## Work to do
Scan the listing below. Report each line that includes "title".

------------------------------------------------

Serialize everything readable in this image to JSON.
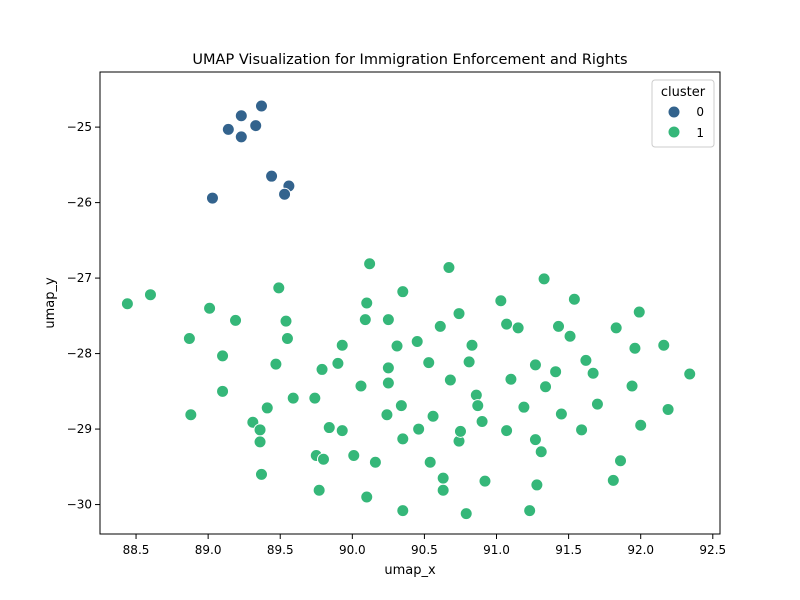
{
  "chart_data": {
    "type": "scatter",
    "title": "UMAP Visualization for Immigration Enforcement and Rights",
    "xlabel": "umap_x",
    "ylabel": "umap_y",
    "xlim": [
      88.25,
      92.55
    ],
    "ylim": [
      -30.39,
      -24.27
    ],
    "xticks": [
      88.5,
      89.0,
      89.5,
      90.0,
      90.5,
      91.0,
      91.5,
      92.0,
      92.5
    ],
    "yticks": [
      -30,
      -29,
      -28,
      -27,
      -26,
      -25
    ],
    "xtick_labels": [
      "88.5",
      "89.0",
      "89.5",
      "90.0",
      "90.5",
      "91.0",
      "91.5",
      "92.0",
      "92.5"
    ],
    "ytick_labels": [
      "−30",
      "−29",
      "−28",
      "−27",
      "−26",
      "−25"
    ],
    "grid": false,
    "legend": {
      "title": "cluster",
      "placement": "top-right"
    },
    "series": [
      {
        "name": "0",
        "color": "#33638d",
        "points": [
          [
            89.37,
            -24.72
          ],
          [
            89.23,
            -24.85
          ],
          [
            89.33,
            -24.98
          ],
          [
            89.14,
            -25.03
          ],
          [
            89.23,
            -25.13
          ],
          [
            89.44,
            -25.65
          ],
          [
            89.56,
            -25.78
          ],
          [
            89.53,
            -25.89
          ],
          [
            89.03,
            -25.94
          ]
        ]
      },
      {
        "name": "1",
        "color": "#35b779",
        "points": [
          [
            88.44,
            -27.34
          ],
          [
            88.6,
            -27.22
          ],
          [
            88.87,
            -27.8
          ],
          [
            89.01,
            -27.4
          ],
          [
            89.19,
            -27.56
          ],
          [
            89.1,
            -28.03
          ],
          [
            89.1,
            -28.5
          ],
          [
            88.88,
            -28.81
          ],
          [
            89.31,
            -28.91
          ],
          [
            89.36,
            -29.01
          ],
          [
            89.36,
            -29.17
          ],
          [
            89.41,
            -28.72
          ],
          [
            89.37,
            -29.6
          ],
          [
            89.47,
            -28.14
          ],
          [
            89.49,
            -27.13
          ],
          [
            89.54,
            -27.57
          ],
          [
            89.55,
            -27.8
          ],
          [
            89.59,
            -28.59
          ],
          [
            89.74,
            -28.59
          ],
          [
            89.75,
            -29.35
          ],
          [
            89.77,
            -29.81
          ],
          [
            89.79,
            -28.21
          ],
          [
            89.8,
            -29.4
          ],
          [
            89.84,
            -28.98
          ],
          [
            89.9,
            -28.13
          ],
          [
            89.93,
            -27.89
          ],
          [
            89.93,
            -29.02
          ],
          [
            90.01,
            -29.35
          ],
          [
            90.06,
            -28.43
          ],
          [
            90.09,
            -27.55
          ],
          [
            90.1,
            -27.33
          ],
          [
            90.12,
            -26.81
          ],
          [
            90.1,
            -29.9
          ],
          [
            90.16,
            -29.44
          ],
          [
            90.24,
            -28.81
          ],
          [
            90.25,
            -28.19
          ],
          [
            90.25,
            -28.39
          ],
          [
            90.25,
            -27.55
          ],
          [
            90.31,
            -27.9
          ],
          [
            90.34,
            -28.69
          ],
          [
            90.35,
            -27.18
          ],
          [
            90.35,
            -29.13
          ],
          [
            90.35,
            -30.08
          ],
          [
            90.45,
            -27.84
          ],
          [
            90.46,
            -29.0
          ],
          [
            90.53,
            -28.12
          ],
          [
            90.54,
            -29.44
          ],
          [
            90.56,
            -28.83
          ],
          [
            90.61,
            -27.64
          ],
          [
            90.63,
            -29.65
          ],
          [
            90.63,
            -29.81
          ],
          [
            90.67,
            -26.86
          ],
          [
            90.68,
            -28.35
          ],
          [
            90.74,
            -27.47
          ],
          [
            90.74,
            -29.16
          ],
          [
            90.75,
            -29.03
          ],
          [
            90.79,
            -30.12
          ],
          [
            90.81,
            -28.11
          ],
          [
            90.83,
            -27.89
          ],
          [
            90.86,
            -28.55
          ],
          [
            90.87,
            -28.69
          ],
          [
            90.9,
            -28.9
          ],
          [
            90.92,
            -29.69
          ],
          [
            91.03,
            -27.3
          ],
          [
            91.07,
            -27.61
          ],
          [
            91.07,
            -29.02
          ],
          [
            91.1,
            -28.34
          ],
          [
            91.15,
            -27.66
          ],
          [
            91.19,
            -28.71
          ],
          [
            91.23,
            -30.08
          ],
          [
            91.27,
            -28.15
          ],
          [
            91.27,
            -29.14
          ],
          [
            91.28,
            -29.74
          ],
          [
            91.31,
            -29.3
          ],
          [
            91.33,
            -27.01
          ],
          [
            91.34,
            -28.44
          ],
          [
            91.41,
            -28.24
          ],
          [
            91.43,
            -27.64
          ],
          [
            91.45,
            -28.8
          ],
          [
            91.51,
            -27.77
          ],
          [
            91.54,
            -27.28
          ],
          [
            91.59,
            -29.01
          ],
          [
            91.62,
            -28.09
          ],
          [
            91.67,
            -28.26
          ],
          [
            91.7,
            -28.67
          ],
          [
            91.81,
            -29.68
          ],
          [
            91.83,
            -27.66
          ],
          [
            91.86,
            -29.42
          ],
          [
            91.94,
            -28.43
          ],
          [
            91.96,
            -27.93
          ],
          [
            91.99,
            -27.45
          ],
          [
            92.0,
            -28.95
          ],
          [
            92.16,
            -27.89
          ],
          [
            92.19,
            -28.74
          ],
          [
            92.34,
            -28.27
          ]
        ]
      }
    ]
  }
}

------------------------------------------------

## Written answer
    "title": "UMAP Visualization for Immigration Enforcement and Rights",
      "title": "cluster",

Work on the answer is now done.